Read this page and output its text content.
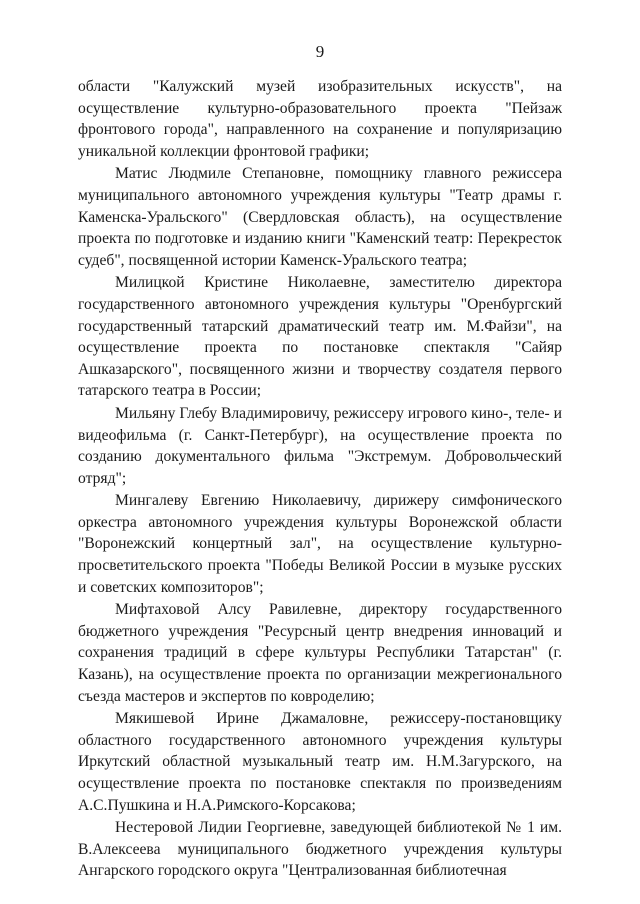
9

области "Калужский музей изобразительных искусств", на осуществление культурно-образовательного проекта "Пейзаж фронтового города", направленного на сохранение и популяризацию уникальной коллекции фронтовой графики;

Матис Людмиле Степановне, помощнику главного режиссера муниципального автономного учреждения культуры "Театр драмы г. Каменска-Уральского" (Свердловская область), на осуществление проекта по подготовке и изданию книги "Каменский театр: Перекресток судеб", посвященной истории Каменск-Уральского театра;

Милицкой Кристине Николаевне, заместителю директора государственного автономного учреждения культуры "Оренбургский государственный татарский драматический театр им. М.Файзи", на осуществление проекта по постановке спектакля "Сайяр Ашказарского", посвященного жизни и творчеству создателя первого татарского театра в России;

Мильяну Глебу Владимировичу, режиссеру игрового кино-, теле- и видеофильма (г. Санкт-Петербург), на осуществление проекта по созданию документального фильма "Экстремум. Добровольческий отряд";

Мингалеву Евгению Николаевичу, дирижеру симфонического оркестра автономного учреждения культуры Воронежской области "Воронежский концертный зал", на осуществление культурно-просветительского проекта "Победы Великой России в музыке русских и советских композиторов";

Мифтаховой Алсу Равилевне, директору государственного бюджетного учреждения "Ресурсный центр внедрения инноваций и сохранения традиций в сфере культуры Республики Татарстан" (г. Казань), на осуществление проекта по организации межрегионального съезда мастеров и экспертов по ковроделию;

Мякишевой Ирине Джамаловне, режиссеру-постановщику областного государственного автономного учреждения культуры Иркутский областной музыкальный театр им. Н.М.Загурского, на осуществление проекта по постановке спектакля по произведениям А.С.Пушкина и Н.А.Римского-Корсакова;

Нестеровой Лидии Георгиевне, заведующей библиотекой № 1 им. В.Алексеева муниципального бюджетного учреждения культуры Ангарского городского округа "Централизованная библиотечная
● ● ● ●
• **Task details**: Filter the entries above down to the lines containing the word "культурно".

• **Task solution**:
области "Калужский музей изобразительных искусств", на осуществление культурно-образовательного проекта "Пейзаж фронтового города", направленного на сохранение и популяризацию уникальной коллекции фронтовой графики;
Мингалеву Евгению Николаевичу, дирижеру симфонического оркестра автономного учреждения культуры Воронежской области "Воронежский концертный зал", на осуществление культурно-просветительского проекта "Победы Великой России в музыке русских и советских композиторов";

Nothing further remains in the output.